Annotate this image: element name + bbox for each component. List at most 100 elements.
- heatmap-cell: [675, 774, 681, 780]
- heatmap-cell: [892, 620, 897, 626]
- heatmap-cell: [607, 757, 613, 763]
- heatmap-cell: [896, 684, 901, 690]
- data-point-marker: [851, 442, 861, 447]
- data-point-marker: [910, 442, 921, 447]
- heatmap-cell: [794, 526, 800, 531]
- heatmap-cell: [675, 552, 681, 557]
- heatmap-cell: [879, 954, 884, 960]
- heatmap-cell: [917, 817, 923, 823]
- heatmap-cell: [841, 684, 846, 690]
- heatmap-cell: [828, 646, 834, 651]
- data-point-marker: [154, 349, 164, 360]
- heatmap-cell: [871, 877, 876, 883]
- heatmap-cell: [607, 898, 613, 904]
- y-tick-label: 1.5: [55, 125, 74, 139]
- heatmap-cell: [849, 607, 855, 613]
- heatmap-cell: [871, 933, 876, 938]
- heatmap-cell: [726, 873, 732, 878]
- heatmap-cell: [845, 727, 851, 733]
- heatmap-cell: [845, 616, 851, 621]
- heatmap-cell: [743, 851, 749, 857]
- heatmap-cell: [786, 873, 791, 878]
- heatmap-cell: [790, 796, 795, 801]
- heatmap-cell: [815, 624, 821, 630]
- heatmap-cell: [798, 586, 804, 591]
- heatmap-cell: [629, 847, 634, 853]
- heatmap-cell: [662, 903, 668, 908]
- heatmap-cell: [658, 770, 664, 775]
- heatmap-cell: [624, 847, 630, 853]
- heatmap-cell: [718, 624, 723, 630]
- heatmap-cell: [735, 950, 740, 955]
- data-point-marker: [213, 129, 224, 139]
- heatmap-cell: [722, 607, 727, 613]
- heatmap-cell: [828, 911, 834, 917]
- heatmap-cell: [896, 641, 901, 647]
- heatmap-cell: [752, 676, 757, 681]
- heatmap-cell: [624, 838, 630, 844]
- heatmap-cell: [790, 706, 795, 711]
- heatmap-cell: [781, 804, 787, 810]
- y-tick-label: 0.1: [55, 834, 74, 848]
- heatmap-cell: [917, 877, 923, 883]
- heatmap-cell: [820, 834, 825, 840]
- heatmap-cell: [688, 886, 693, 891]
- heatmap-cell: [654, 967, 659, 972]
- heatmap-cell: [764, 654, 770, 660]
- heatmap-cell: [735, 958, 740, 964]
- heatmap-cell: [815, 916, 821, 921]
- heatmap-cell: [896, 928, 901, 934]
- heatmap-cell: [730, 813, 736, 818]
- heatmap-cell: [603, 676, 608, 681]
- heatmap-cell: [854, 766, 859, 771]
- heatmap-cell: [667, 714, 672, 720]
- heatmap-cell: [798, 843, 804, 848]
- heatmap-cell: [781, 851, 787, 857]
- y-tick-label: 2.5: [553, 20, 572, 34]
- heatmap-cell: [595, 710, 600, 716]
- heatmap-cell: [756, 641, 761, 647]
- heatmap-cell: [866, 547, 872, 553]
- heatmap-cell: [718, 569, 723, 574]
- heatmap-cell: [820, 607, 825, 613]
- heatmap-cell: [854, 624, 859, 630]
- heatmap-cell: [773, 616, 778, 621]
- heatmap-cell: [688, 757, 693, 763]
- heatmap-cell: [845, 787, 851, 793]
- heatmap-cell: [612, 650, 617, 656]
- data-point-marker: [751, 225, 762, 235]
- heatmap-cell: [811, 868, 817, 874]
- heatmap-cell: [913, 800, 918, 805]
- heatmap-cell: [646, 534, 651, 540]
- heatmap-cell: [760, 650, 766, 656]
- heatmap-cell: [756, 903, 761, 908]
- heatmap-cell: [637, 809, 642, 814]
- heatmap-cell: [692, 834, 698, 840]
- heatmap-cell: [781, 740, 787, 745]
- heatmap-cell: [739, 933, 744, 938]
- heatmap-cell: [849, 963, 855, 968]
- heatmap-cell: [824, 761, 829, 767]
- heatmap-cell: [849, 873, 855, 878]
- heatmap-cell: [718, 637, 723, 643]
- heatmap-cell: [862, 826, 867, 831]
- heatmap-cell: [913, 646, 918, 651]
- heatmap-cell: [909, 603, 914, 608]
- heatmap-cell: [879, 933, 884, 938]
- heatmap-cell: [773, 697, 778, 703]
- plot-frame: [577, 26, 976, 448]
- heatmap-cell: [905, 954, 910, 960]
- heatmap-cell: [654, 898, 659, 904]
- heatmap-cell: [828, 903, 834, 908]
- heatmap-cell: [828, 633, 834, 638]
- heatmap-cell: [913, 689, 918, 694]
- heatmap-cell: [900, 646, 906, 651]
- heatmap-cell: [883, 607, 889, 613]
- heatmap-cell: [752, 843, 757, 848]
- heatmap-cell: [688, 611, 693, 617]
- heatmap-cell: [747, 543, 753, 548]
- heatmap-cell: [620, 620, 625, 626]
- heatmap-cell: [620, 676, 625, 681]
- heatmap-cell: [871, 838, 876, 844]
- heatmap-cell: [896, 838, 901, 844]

____

Rewrite the rows from the first one through the row containing "- heatmap-cell: [794, 526, 800, 531]" with every "data-point-marker" changed to "scatter-marker" and nothing else altered.

Annotate this image: element name + bbox for each component. List at most 100 elements.
- heatmap-cell: [675, 774, 681, 780]
- heatmap-cell: [892, 620, 897, 626]
- heatmap-cell: [607, 757, 613, 763]
- heatmap-cell: [896, 684, 901, 690]
- scatter-marker: [851, 442, 861, 447]
- scatter-marker: [910, 442, 921, 447]
- heatmap-cell: [794, 526, 800, 531]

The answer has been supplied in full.